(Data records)
━━━━━━━━━━━━━━━━

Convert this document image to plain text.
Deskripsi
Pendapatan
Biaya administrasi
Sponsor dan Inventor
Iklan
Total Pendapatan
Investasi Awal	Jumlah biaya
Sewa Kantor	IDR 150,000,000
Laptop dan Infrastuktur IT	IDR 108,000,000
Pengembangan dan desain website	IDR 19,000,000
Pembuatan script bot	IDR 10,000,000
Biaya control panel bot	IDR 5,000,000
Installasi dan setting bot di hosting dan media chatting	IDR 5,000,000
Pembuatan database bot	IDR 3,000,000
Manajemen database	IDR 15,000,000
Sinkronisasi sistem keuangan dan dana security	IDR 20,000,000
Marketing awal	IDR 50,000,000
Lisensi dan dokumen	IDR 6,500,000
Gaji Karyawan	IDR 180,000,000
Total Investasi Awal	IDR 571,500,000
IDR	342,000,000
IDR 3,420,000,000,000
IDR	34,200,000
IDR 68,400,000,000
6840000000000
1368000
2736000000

━━━━━━━━━━━━━━━━

§ **Aim**
Send back all of the entries exactly, with nothing missing.

§ **Exercise response**
Convert this document image to plain text.
Deskripsi
Pendapatan
Biaya administrasi
Sponsor dan Inventor
Iklan
Total Pendapatan
Investasi Awal	Jumlah biaya
Sewa Kantor	IDR 150,000,000
Laptop dan Infrastuktur IT	IDR 108,000,000
Pengembangan dan desain website	IDR 19,000,000
Pembuatan script bot	IDR 10,000,000
Biaya control panel bot	IDR 5,000,000
Installasi dan setting bot di hosting dan media chatting	IDR 5,000,000
Pembuatan database bot	IDR 3,000,000
Manajemen database	IDR 15,000,000
Sinkronisasi sistem keuangan dan dana security	IDR 20,000,000
Marketing awal	IDR 50,000,000
Lisensi dan dokumen	IDR 6,500,000
Gaji Karyawan	IDR 180,000,000
Total Investasi Awal	IDR 571,500,000
IDR	342,000,000
IDR 3,420,000,000,000
IDR	34,200,000
IDR 68,400,000,000
6840000000000
1368000
2736000000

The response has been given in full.